[Start]

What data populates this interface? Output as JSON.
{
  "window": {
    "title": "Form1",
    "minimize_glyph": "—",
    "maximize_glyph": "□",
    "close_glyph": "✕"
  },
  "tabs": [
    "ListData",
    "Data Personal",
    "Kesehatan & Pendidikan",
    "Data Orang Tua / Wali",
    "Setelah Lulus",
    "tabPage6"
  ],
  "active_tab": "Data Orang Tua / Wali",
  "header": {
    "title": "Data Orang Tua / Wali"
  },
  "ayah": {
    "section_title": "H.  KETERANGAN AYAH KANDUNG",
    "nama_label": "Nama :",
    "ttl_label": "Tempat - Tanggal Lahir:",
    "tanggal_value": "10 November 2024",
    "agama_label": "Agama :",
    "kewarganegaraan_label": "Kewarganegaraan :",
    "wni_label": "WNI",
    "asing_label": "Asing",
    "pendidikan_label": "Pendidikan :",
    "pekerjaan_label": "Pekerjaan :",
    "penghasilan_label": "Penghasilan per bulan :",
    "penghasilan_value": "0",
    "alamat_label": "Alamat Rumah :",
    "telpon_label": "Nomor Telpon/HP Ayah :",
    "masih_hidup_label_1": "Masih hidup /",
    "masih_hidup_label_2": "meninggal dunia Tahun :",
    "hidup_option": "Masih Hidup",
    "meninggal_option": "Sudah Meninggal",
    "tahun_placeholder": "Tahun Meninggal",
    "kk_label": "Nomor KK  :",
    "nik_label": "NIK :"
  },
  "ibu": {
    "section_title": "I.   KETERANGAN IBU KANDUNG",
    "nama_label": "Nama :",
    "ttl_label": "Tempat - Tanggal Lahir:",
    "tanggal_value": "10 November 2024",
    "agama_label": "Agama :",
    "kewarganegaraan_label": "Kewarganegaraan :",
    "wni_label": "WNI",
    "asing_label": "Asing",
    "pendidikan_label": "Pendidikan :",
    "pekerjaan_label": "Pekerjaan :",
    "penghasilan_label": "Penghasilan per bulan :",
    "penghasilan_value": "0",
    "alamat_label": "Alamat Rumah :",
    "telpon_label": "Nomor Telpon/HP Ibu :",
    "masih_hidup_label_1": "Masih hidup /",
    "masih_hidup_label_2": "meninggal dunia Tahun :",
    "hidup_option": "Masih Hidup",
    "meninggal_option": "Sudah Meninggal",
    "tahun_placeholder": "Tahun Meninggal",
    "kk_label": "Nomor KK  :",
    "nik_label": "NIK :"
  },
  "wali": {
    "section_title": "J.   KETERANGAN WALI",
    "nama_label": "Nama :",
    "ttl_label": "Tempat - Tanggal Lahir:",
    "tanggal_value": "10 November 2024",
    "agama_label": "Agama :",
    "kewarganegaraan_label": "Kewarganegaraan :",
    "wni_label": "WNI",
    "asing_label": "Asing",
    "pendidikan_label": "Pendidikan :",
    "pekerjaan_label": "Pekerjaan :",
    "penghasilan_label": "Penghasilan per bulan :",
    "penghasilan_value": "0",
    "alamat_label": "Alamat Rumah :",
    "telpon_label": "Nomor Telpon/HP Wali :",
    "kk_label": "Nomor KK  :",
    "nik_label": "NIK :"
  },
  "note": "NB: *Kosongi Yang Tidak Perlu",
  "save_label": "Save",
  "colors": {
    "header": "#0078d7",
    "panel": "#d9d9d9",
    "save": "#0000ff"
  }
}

[End]

### TASK
Write down every line of the data exactly as it appears above.

### SOLUTION TO THIS PROBLEM
What data populates this interface? Output as JSON.
{
  "window": {
    "title": "Form1",
    "minimize_glyph": "—",
    "maximize_glyph": "□",
    "close_glyph": "✕"
  },
  "tabs": [
    "ListData",
    "Data Personal",
    "Kesehatan & Pendidikan",
    "Data Orang Tua / Wali",
    "Setelah Lulus",
    "tabPage6"
  ],
  "active_tab": "Data Orang Tua / Wali",
  "header": {
    "title": "Data Orang Tua / Wali"
  },
  "ayah": {
    "section_title": "H.  KETERANGAN AYAH KANDUNG",
    "nama_label": "Nama :",
    "ttl_label": "Tempat - Tanggal Lahir:",
    "tanggal_value": "10 November 2024",
    "agama_label": "Agama :",
    "kewarganegaraan_label": "Kewarganegaraan :",
    "wni_label": "WNI",
    "asing_label": "Asing",
    "pendidikan_label": "Pendidikan :",
    "pekerjaan_label": "Pekerjaan :",
    "penghasilan_label": "Penghasilan per bulan :",
    "penghasilan_value": "0",
    "alamat_label": "Alamat Rumah :",
    "telpon_label": "Nomor Telpon/HP Ayah :",
    "masih_hidup_label_1": "Masih hidup /",
    "masih_hidup_label_2": "meninggal dunia Tahun :",
    "hidup_option": "Masih Hidup",
    "meninggal_option": "Sudah Meninggal",
    "tahun_placeholder": "Tahun Meninggal",
    "kk_label": "Nomor KK  :",
    "nik_label": "NIK :"
  },
  "ibu": {
    "section_title": "I.   KETERANGAN IBU KANDUNG",
    "nama_label": "Nama :",
    "ttl_label": "Tempat - Tanggal Lahir:",
    "tanggal_value": "10 November 2024",
    "agama_label": "Agama :",
    "kewarganegaraan_label": "Kewarganegaraan :",
    "wni_label": "WNI",
    "asing_label": "Asing",
    "pendidikan_label": "Pendidikan :",
    "pekerjaan_label": "Pekerjaan :",
    "penghasilan_label": "Penghasilan per bulan :",
    "penghasilan_value": "0",
    "alamat_label": "Alamat Rumah :",
    "telpon_label": "Nomor Telpon/HP Ibu :",
    "masih_hidup_label_1": "Masih hidup /",
    "masih_hidup_label_2": "meninggal dunia Tahun :",
    "hidup_option": "Masih Hidup",
    "meninggal_option": "Sudah Meninggal",
    "tahun_placeholder": "Tahun Meninggal",
    "kk_label": "Nomor KK  :",
    "nik_label": "NIK :"
  },
  "wali": {
    "section_title": "J.   KETERANGAN WALI",
    "nama_label": "Nama :",
    "ttl_label": "Tempat - Tanggal Lahir:",
    "tanggal_value": "10 November 2024",
    "agama_label": "Agama :",
    "kewarganegaraan_label": "Kewarganegaraan :",
    "wni_label": "WNI",
    "asing_label": "Asing",
    "pendidikan_label": "Pendidikan :",
    "pekerjaan_label": "Pekerjaan :",
    "penghasilan_label": "Penghasilan per bulan :",
    "penghasilan_value": "0",
    "alamat_label": "Alamat Rumah :",
    "telpon_label": "Nomor Telpon/HP Wali :",
    "kk_label": "Nomor KK  :",
    "nik_label": "NIK :"
  },
  "note": "NB: *Kosongi Yang Tidak Perlu",
  "save_label": "Save",
  "colors": {
    "header": "#0078d7",
    "panel": "#d9d9d9",
    "save": "#0000ff"
  }
}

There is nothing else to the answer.